:: SUPPLIED DATA
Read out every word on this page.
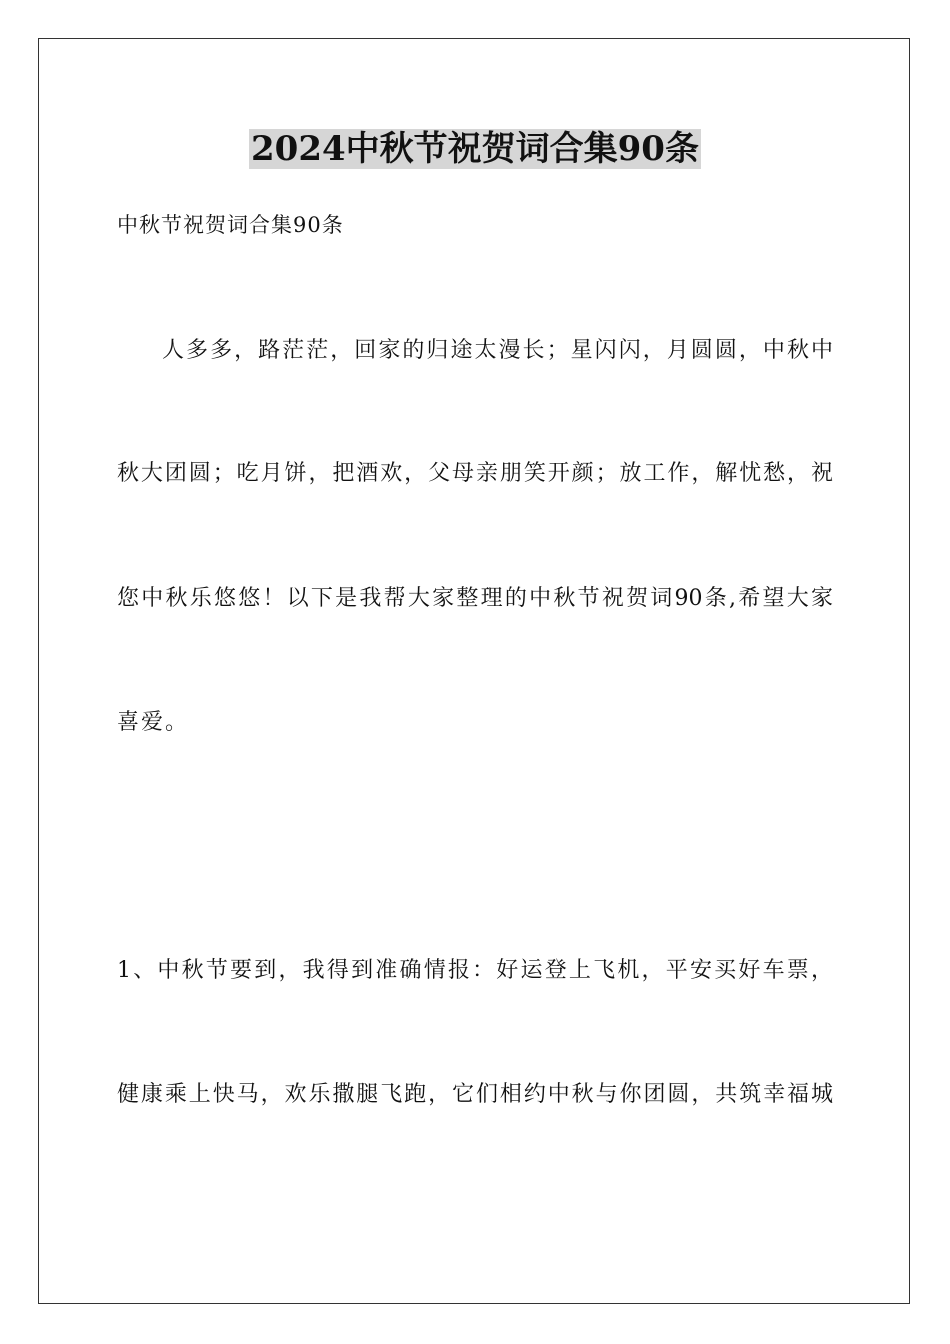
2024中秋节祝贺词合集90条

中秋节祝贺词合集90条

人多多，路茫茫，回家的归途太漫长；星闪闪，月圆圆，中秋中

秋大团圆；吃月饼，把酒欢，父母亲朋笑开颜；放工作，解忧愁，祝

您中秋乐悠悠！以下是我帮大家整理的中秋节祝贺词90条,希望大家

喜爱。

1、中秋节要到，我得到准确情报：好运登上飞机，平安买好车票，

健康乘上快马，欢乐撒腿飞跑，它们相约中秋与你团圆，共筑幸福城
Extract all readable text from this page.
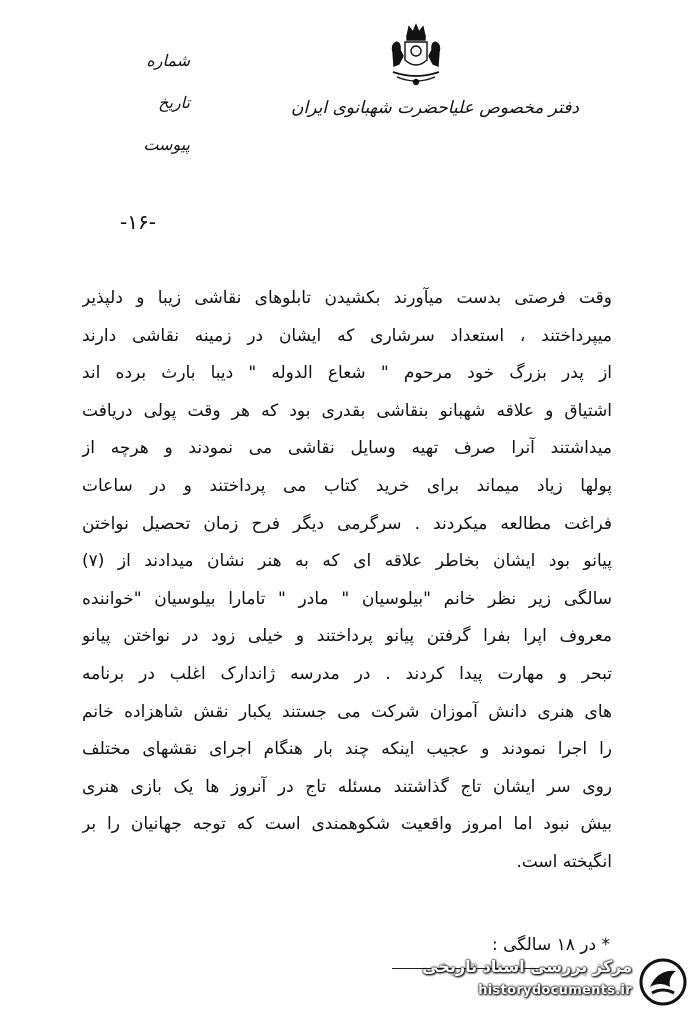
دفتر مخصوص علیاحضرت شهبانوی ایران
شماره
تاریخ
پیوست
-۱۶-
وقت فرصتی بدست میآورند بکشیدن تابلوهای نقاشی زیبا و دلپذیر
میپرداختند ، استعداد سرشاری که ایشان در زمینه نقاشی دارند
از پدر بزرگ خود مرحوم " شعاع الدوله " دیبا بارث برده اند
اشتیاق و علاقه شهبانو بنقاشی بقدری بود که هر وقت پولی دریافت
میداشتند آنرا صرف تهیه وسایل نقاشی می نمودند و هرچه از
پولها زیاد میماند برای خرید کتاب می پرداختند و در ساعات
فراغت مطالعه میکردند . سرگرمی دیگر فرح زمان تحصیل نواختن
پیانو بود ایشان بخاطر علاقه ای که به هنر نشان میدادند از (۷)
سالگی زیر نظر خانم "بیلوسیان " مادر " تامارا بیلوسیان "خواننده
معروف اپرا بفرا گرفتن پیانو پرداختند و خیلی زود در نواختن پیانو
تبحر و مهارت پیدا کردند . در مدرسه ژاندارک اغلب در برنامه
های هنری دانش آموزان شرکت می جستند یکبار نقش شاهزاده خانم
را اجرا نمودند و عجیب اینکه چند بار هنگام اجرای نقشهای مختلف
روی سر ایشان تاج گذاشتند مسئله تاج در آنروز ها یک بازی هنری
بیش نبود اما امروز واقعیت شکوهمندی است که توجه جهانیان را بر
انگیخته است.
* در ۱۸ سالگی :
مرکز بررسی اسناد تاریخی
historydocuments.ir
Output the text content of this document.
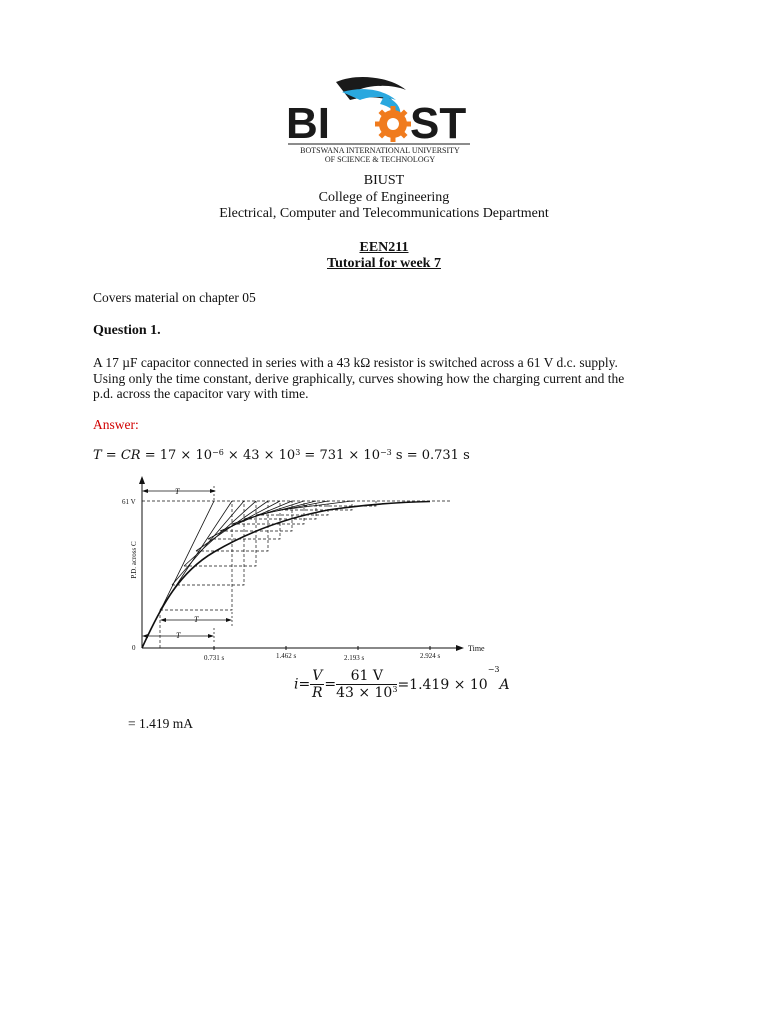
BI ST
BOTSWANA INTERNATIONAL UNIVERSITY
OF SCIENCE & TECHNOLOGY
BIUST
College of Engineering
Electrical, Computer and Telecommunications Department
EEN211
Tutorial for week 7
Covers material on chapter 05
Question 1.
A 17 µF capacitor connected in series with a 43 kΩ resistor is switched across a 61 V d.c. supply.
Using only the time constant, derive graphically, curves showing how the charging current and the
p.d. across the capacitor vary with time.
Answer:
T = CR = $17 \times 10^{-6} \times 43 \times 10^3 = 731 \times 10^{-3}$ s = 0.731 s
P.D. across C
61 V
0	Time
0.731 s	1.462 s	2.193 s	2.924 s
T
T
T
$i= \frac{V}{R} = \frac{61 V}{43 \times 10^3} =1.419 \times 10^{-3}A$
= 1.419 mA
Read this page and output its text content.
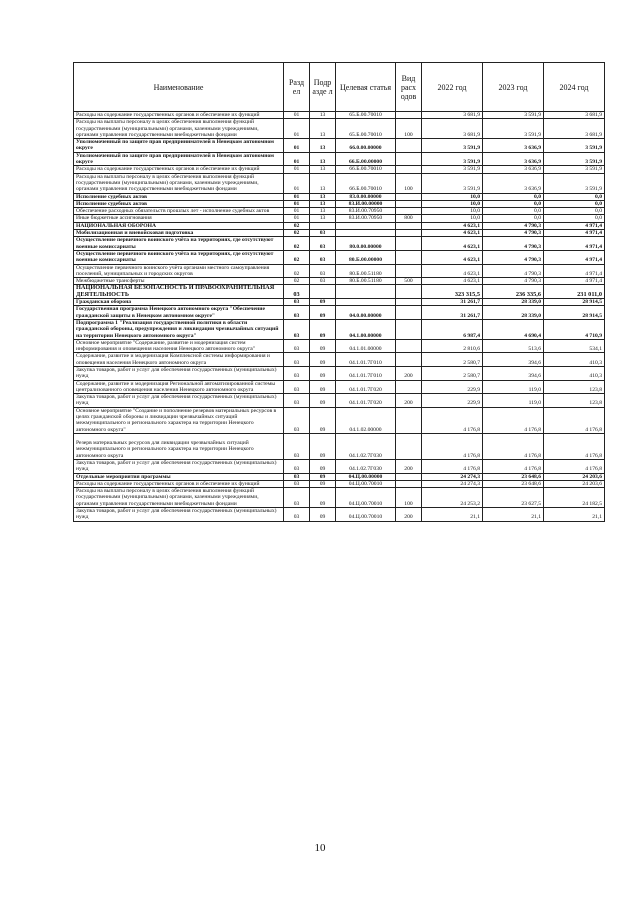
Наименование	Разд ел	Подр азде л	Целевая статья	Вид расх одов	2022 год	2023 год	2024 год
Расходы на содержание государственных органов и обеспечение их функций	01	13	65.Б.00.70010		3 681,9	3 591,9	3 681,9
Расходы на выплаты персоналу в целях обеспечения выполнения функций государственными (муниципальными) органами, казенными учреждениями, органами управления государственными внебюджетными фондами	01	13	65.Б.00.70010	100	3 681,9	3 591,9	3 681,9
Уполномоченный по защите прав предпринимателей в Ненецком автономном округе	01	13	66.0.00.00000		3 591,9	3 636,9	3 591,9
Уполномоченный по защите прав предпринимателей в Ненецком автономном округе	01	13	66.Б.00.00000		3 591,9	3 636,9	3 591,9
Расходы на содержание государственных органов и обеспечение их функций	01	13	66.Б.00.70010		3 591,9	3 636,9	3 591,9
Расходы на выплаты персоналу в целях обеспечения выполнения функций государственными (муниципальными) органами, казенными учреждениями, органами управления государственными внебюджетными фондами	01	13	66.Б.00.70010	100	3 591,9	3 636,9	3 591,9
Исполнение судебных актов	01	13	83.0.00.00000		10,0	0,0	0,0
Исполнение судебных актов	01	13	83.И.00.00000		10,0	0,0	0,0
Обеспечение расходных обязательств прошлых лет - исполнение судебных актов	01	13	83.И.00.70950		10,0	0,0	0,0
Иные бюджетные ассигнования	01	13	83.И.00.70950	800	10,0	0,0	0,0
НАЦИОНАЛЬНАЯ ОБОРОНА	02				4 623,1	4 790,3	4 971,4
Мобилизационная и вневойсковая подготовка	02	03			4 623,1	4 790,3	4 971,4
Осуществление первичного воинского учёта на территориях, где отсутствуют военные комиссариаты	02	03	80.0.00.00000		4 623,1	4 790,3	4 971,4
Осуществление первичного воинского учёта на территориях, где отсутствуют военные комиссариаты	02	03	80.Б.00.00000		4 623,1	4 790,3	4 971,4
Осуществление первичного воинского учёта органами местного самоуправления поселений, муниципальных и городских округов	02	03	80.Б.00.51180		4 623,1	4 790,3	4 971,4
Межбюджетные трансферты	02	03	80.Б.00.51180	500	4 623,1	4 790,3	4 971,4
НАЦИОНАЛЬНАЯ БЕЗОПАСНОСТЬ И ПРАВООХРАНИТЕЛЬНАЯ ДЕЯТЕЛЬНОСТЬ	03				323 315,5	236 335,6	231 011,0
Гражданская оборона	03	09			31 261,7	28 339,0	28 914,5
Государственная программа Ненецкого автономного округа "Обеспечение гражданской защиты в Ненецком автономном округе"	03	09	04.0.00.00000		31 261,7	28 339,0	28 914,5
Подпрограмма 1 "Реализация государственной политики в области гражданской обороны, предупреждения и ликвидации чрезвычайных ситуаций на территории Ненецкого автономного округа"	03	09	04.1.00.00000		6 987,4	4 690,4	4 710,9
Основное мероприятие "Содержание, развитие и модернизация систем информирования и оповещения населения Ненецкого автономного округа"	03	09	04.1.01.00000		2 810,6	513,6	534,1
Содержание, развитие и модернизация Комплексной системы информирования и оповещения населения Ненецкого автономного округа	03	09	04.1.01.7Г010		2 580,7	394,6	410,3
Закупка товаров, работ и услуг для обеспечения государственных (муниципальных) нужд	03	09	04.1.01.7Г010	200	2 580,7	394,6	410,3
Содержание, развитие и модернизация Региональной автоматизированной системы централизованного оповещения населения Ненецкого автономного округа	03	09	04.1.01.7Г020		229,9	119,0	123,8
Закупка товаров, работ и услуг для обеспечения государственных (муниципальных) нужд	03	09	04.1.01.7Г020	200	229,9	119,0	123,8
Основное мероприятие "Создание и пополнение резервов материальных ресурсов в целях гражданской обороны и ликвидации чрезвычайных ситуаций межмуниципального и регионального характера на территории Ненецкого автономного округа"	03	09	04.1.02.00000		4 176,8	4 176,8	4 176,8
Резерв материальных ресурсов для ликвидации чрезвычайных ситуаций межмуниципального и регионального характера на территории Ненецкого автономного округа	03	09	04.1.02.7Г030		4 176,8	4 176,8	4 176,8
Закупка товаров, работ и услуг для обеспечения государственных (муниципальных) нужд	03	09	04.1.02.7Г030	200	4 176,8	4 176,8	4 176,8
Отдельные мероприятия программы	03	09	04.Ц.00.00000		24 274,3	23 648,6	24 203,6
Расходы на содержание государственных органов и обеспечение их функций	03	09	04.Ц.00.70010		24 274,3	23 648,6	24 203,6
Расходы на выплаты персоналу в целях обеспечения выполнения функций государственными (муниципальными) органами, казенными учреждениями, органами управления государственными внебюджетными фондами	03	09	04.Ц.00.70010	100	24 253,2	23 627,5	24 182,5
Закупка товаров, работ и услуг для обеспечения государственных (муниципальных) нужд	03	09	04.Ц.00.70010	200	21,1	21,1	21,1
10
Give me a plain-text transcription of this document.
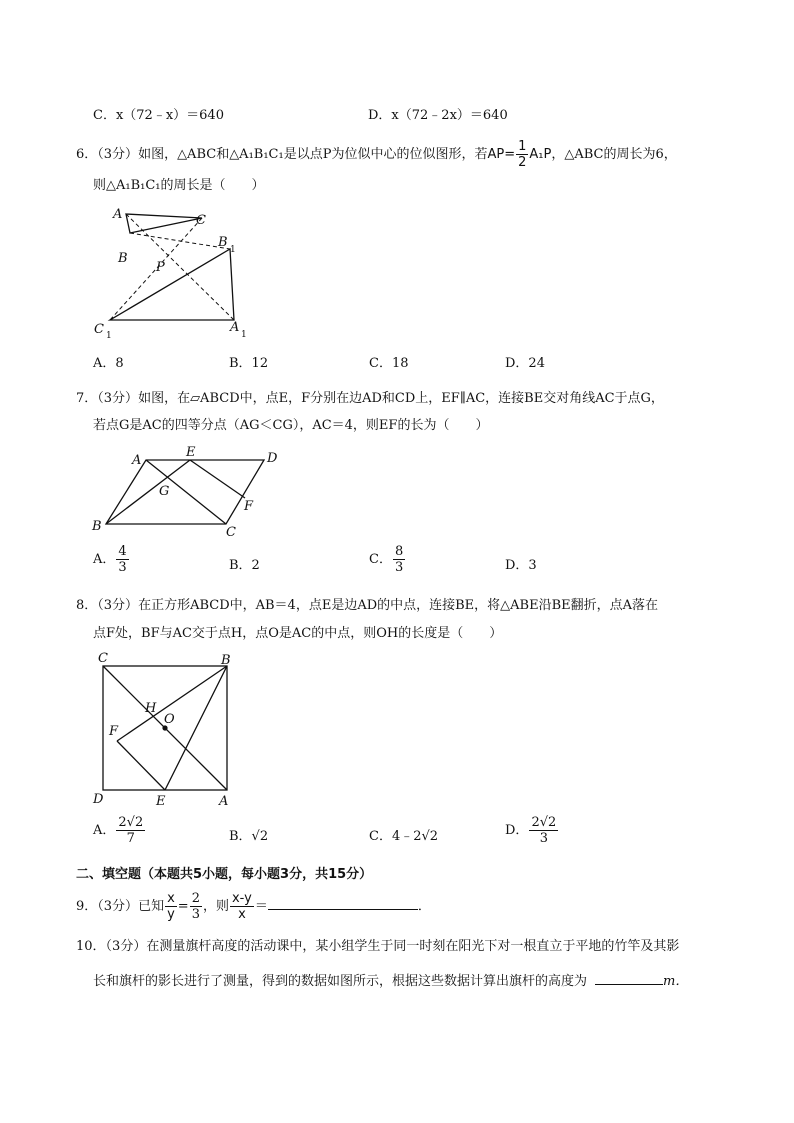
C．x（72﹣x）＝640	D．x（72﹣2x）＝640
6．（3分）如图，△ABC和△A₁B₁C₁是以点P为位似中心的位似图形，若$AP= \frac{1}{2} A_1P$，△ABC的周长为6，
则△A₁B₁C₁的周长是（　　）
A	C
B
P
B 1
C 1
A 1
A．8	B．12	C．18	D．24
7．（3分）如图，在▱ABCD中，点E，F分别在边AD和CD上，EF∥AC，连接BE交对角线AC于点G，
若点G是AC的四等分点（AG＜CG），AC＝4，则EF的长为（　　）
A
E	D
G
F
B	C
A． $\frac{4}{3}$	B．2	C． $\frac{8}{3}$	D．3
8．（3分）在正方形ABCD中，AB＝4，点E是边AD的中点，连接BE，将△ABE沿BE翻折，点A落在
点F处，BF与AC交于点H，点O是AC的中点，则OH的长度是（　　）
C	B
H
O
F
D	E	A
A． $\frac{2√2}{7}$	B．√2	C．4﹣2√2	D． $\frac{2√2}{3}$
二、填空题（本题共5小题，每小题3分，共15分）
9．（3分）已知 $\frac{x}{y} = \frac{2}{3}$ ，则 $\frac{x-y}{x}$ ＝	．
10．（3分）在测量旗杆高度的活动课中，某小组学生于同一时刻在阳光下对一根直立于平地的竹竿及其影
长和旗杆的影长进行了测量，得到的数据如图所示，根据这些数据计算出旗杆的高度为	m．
::::
_WORK INSTRUCTIONS_
Only a number is expected here: the count of lines in the listing that hold the string "this".

_FINAL RESULT_
5